GOAL:
Tally the lines containing "Research" and report the number alone.

Entries taken from a collection:
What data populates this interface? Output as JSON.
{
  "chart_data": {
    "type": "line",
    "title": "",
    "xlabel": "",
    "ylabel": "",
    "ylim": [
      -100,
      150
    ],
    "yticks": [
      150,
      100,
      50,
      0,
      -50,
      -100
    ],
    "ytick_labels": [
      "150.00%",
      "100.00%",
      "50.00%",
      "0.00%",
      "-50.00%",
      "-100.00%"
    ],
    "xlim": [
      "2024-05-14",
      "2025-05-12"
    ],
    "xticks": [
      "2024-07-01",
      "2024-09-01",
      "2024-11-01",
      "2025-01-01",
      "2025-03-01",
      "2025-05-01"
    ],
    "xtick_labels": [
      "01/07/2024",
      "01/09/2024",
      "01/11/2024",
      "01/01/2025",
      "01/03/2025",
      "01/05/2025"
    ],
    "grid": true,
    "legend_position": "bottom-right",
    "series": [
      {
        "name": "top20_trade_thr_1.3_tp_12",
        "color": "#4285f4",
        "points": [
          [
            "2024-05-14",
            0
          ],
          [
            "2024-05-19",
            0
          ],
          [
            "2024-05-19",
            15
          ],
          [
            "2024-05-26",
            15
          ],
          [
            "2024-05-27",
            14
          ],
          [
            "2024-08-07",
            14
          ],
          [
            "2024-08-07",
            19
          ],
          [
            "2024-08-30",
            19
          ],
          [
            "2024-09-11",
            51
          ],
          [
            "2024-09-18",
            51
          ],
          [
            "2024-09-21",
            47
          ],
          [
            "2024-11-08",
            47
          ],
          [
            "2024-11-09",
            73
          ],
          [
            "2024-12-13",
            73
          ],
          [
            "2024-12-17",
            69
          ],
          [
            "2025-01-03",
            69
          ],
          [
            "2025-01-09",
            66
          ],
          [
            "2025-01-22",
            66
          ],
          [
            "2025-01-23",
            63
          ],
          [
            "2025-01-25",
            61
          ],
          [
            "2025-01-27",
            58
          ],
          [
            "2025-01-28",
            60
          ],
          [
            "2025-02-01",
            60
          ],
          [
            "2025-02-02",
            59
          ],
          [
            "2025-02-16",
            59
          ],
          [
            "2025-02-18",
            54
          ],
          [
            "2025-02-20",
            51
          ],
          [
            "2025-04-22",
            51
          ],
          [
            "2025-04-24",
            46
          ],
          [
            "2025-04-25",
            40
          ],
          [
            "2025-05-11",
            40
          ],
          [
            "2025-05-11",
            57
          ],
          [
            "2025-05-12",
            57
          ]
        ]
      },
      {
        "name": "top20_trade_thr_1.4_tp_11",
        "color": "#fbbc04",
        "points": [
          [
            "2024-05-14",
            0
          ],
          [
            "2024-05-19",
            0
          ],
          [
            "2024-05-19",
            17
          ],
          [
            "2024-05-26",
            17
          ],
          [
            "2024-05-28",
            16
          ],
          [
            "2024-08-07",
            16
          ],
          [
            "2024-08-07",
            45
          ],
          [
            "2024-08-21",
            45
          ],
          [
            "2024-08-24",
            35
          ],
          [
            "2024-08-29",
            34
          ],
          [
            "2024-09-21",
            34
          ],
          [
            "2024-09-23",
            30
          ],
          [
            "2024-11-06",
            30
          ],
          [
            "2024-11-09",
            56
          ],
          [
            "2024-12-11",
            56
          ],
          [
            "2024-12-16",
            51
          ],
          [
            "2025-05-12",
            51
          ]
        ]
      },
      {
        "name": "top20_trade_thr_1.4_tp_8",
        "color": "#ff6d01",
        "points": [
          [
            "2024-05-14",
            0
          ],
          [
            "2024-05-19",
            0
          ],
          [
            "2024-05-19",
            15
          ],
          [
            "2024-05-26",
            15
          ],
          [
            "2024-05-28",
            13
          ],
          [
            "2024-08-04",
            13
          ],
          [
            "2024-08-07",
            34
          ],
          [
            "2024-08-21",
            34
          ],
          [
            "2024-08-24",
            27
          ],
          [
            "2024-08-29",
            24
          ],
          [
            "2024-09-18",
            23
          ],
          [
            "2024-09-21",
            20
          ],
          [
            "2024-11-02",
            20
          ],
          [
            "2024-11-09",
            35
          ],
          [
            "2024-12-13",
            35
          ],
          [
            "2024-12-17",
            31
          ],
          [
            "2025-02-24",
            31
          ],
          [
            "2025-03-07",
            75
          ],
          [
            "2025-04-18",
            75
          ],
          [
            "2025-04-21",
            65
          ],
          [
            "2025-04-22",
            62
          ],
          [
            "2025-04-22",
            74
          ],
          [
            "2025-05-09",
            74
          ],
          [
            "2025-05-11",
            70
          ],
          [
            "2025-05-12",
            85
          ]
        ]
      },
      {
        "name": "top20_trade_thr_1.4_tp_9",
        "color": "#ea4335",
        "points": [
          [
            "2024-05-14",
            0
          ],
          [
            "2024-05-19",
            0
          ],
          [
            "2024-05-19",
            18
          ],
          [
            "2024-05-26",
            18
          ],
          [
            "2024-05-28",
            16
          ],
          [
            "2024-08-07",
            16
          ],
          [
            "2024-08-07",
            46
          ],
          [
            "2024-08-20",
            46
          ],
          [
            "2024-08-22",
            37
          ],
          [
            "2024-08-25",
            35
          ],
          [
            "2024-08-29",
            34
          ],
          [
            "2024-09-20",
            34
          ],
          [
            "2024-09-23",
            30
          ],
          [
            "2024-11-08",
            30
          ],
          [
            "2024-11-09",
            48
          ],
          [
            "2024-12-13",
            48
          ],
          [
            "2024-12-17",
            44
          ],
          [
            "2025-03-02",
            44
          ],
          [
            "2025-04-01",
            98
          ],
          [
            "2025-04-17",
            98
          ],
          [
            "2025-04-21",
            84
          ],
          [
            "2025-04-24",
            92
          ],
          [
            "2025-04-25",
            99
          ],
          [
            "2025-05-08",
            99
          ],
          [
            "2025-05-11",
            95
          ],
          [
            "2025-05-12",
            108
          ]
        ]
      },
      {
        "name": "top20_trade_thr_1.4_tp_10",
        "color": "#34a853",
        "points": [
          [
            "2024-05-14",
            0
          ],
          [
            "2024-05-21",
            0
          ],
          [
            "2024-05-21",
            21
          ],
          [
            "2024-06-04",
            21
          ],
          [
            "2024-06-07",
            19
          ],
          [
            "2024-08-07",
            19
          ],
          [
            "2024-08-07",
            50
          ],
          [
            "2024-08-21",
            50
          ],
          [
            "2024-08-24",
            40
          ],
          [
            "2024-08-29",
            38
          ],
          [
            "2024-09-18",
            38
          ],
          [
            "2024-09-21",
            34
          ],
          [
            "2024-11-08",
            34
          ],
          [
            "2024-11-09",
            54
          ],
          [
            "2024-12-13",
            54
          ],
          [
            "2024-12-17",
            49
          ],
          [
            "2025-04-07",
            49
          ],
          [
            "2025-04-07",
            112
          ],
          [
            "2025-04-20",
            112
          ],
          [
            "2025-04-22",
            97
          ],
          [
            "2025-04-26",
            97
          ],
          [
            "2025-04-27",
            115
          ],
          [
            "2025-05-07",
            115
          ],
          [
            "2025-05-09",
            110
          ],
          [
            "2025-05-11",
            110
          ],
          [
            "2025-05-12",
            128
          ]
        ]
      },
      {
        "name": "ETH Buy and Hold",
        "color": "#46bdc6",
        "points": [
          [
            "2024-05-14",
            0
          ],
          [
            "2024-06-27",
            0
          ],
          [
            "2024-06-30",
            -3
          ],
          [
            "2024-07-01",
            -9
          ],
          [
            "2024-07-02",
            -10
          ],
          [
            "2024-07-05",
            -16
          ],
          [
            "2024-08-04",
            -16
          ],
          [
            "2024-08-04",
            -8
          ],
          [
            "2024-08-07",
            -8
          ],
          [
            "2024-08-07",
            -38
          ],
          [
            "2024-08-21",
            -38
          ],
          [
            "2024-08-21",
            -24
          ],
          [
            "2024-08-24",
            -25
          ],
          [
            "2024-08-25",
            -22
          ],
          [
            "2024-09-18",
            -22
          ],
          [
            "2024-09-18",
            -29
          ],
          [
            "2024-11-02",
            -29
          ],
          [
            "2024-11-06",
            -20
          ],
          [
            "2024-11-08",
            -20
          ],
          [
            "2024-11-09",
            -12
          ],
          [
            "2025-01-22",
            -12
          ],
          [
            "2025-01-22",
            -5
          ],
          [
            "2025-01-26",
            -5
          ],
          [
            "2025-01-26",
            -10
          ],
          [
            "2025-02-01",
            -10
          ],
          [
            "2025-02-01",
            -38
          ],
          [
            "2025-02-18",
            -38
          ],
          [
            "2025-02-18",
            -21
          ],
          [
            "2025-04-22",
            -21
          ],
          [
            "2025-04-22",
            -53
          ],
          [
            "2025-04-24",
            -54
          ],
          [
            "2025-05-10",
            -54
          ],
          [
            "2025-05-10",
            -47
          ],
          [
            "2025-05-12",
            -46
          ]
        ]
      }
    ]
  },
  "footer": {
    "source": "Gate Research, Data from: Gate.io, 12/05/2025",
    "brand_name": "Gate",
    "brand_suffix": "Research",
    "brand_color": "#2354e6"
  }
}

FULL OUTPUT:
2